Records from a collection:

===============

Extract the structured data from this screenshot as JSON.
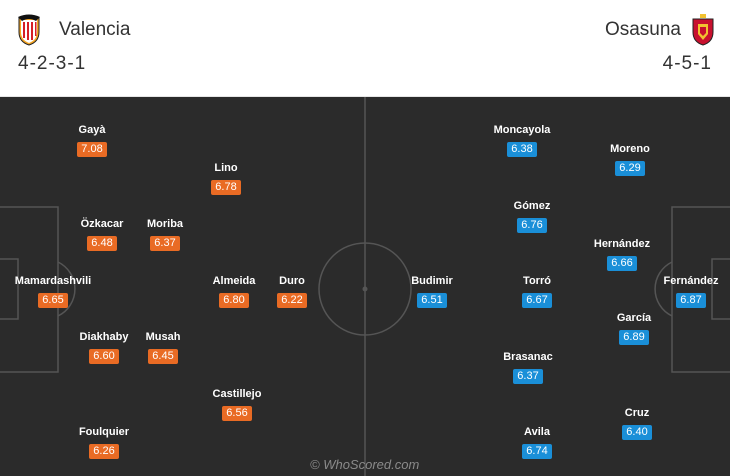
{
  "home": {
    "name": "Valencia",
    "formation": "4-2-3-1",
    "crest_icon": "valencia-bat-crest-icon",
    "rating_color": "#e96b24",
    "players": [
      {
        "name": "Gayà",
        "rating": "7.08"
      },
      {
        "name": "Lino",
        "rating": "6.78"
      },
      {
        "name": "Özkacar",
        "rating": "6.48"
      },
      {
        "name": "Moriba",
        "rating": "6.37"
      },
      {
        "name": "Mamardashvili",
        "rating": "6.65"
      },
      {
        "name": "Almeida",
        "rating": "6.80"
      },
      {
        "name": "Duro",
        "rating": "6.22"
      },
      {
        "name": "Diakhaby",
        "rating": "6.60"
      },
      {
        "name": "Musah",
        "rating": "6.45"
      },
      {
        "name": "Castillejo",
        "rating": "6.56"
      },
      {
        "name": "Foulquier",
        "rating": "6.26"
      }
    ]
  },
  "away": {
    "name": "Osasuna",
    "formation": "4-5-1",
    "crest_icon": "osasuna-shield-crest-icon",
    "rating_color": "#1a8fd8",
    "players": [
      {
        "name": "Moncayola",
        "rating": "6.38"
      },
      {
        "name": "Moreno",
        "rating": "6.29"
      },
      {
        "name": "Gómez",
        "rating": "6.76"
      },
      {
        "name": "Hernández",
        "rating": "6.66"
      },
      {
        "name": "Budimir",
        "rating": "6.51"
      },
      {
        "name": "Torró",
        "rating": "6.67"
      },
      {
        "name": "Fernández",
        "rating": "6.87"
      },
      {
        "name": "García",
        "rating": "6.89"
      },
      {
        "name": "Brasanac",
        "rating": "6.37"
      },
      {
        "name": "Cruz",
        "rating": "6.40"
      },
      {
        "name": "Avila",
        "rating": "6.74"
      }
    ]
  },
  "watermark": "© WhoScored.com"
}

===============

What is needed: From the entries above, extract every line where the word "crest" appears.

Right answer:
    "crest_icon": "valencia-bat-crest-icon",
    "crest_icon": "osasuna-shield-crest-icon",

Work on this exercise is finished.